--- BEGIN Data ---
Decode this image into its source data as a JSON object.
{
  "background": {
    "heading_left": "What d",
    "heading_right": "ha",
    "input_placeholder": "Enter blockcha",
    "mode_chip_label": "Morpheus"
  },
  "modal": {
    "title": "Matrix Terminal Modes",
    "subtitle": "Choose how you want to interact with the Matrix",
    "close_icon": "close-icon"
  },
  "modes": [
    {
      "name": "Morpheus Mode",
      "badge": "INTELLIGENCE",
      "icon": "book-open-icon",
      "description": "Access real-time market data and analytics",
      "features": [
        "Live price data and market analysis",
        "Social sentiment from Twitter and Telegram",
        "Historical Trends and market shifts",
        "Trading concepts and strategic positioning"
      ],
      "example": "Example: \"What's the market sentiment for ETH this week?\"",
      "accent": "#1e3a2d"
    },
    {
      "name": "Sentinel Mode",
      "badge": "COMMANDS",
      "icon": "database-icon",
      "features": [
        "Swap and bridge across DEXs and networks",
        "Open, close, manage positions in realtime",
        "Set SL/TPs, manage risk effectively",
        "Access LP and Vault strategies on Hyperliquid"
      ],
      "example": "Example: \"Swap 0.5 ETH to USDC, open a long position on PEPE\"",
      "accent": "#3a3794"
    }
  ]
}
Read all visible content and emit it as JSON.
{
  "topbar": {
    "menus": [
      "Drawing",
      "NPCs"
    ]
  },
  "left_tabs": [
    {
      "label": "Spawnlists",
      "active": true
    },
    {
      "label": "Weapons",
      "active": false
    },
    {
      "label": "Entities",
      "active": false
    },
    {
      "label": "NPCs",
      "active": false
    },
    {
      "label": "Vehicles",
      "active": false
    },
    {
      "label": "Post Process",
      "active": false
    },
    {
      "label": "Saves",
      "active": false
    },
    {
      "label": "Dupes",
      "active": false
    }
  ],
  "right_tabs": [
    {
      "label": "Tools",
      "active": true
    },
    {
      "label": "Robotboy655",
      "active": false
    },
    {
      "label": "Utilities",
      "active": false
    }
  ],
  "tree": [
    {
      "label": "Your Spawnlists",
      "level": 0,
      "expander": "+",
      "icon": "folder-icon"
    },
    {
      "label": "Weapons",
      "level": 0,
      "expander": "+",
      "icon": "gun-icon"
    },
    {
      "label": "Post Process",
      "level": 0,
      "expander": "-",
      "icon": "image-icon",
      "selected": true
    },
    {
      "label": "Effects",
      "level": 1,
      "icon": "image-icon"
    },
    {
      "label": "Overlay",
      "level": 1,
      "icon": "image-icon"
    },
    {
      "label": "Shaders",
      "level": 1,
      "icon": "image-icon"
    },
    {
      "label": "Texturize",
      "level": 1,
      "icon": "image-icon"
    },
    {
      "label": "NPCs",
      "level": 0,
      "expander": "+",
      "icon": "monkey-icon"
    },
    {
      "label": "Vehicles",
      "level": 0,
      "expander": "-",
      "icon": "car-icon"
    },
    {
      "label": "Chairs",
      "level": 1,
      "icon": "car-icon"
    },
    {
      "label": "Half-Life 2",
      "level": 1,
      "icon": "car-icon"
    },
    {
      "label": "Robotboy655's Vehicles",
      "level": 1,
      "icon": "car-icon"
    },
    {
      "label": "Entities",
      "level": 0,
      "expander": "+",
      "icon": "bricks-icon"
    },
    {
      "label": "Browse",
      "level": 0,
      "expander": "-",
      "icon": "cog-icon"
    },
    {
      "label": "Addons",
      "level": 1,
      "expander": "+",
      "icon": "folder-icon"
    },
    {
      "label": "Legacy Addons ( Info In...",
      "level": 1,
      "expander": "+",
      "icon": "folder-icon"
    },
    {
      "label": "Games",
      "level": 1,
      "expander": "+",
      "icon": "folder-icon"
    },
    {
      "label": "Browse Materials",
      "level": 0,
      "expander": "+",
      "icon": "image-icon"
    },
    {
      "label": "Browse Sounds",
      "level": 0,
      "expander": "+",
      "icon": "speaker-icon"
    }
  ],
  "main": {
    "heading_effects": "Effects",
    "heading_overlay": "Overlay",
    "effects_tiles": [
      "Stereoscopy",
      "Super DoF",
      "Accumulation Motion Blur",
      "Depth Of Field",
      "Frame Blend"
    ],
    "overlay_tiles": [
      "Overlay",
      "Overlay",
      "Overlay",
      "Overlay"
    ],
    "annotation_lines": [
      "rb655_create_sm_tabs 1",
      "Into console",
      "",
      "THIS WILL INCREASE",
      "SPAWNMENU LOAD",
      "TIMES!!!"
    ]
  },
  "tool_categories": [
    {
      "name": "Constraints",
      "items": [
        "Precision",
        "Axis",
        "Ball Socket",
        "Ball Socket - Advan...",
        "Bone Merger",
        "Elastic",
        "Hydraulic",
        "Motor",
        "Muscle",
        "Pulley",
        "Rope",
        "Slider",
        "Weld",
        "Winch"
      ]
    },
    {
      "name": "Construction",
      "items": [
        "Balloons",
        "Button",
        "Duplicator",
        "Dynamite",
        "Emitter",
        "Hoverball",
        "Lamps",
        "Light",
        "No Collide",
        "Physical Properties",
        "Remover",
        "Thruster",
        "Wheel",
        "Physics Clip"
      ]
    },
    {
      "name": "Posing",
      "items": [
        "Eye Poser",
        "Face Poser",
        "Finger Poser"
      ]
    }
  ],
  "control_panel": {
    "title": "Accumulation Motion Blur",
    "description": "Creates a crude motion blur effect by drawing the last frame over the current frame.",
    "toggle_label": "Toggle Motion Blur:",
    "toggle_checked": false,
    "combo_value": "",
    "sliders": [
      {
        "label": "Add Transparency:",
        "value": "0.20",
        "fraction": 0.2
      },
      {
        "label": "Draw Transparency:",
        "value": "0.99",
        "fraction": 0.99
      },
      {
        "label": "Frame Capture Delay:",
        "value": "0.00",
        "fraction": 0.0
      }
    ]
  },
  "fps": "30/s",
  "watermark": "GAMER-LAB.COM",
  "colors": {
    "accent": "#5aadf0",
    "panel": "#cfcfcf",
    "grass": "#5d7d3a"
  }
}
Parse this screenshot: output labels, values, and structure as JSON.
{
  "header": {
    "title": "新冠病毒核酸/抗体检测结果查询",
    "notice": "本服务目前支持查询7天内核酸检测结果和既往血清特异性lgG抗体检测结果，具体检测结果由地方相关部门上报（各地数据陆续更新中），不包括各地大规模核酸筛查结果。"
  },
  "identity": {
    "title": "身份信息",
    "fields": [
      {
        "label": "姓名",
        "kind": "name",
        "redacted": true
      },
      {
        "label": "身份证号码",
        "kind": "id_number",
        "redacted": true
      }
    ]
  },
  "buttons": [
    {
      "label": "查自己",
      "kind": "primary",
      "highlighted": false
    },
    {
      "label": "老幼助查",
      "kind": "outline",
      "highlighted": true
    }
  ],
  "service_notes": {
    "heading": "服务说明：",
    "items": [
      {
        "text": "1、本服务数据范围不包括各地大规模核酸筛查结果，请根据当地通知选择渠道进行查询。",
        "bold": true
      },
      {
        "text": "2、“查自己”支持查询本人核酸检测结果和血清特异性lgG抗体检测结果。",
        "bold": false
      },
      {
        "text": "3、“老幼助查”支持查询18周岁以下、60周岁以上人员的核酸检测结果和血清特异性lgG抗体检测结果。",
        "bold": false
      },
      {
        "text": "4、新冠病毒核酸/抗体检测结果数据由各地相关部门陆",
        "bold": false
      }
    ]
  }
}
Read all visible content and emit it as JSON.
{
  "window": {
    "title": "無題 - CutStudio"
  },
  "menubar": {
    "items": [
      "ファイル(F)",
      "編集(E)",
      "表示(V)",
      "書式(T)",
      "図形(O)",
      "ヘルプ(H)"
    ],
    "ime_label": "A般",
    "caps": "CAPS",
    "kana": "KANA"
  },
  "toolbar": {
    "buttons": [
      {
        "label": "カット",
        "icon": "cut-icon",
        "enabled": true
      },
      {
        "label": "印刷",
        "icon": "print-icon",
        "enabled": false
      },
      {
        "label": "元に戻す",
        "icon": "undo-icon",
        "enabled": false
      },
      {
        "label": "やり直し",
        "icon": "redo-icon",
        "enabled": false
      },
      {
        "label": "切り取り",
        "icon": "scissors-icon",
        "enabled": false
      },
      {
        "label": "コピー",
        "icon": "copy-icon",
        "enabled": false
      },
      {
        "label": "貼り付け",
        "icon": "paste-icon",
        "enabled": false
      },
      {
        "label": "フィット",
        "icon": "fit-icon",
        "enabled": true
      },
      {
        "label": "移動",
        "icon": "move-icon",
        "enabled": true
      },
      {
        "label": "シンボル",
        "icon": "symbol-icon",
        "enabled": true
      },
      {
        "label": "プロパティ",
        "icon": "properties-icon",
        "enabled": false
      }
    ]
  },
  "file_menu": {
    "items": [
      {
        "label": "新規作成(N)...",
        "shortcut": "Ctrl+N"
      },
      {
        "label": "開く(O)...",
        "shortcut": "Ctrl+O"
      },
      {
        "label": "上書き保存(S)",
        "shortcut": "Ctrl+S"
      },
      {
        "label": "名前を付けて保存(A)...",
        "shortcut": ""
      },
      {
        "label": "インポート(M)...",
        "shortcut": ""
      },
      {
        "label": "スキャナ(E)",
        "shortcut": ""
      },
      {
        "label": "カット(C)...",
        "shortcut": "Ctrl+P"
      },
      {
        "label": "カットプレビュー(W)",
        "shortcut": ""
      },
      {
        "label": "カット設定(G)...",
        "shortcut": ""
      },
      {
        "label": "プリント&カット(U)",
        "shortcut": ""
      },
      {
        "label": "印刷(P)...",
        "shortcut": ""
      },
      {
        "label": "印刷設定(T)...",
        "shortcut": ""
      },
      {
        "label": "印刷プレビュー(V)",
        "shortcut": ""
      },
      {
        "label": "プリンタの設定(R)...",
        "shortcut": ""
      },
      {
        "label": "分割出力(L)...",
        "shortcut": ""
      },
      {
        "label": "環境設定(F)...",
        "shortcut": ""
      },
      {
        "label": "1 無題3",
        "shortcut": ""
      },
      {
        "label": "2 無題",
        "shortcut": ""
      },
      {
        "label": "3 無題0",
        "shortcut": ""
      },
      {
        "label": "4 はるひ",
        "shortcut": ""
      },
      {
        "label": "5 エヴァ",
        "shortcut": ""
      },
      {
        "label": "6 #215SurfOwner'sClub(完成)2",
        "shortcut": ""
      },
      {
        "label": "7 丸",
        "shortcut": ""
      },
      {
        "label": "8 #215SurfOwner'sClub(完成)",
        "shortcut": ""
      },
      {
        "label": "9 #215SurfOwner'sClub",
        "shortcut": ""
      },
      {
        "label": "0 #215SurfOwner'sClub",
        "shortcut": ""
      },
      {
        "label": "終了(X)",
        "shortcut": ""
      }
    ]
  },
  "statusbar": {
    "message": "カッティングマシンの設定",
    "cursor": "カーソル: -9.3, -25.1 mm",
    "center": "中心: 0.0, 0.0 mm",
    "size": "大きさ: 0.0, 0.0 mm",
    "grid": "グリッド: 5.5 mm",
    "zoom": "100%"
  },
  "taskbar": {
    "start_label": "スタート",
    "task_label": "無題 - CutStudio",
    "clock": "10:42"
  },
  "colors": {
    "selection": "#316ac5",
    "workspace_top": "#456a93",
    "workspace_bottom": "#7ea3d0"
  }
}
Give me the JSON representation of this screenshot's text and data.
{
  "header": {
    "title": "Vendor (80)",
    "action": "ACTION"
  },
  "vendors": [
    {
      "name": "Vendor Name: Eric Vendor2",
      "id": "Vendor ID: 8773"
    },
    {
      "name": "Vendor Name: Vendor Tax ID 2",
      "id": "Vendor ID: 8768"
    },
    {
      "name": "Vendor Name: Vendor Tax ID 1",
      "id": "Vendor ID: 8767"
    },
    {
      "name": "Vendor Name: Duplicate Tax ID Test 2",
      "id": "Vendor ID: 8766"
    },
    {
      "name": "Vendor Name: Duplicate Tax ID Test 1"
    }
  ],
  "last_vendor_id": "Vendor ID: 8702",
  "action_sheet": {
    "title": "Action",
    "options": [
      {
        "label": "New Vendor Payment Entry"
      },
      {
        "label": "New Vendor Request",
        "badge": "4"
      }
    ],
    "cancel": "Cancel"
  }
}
--- END Data ---
**Stated exercise**
Gather every line from the listing above in which "badge" appears, and copy those lines.

**Finished exercise**
      "badge": "INTELLIGENCE",
      "badge": "COMMANDS",
        "badge": "4"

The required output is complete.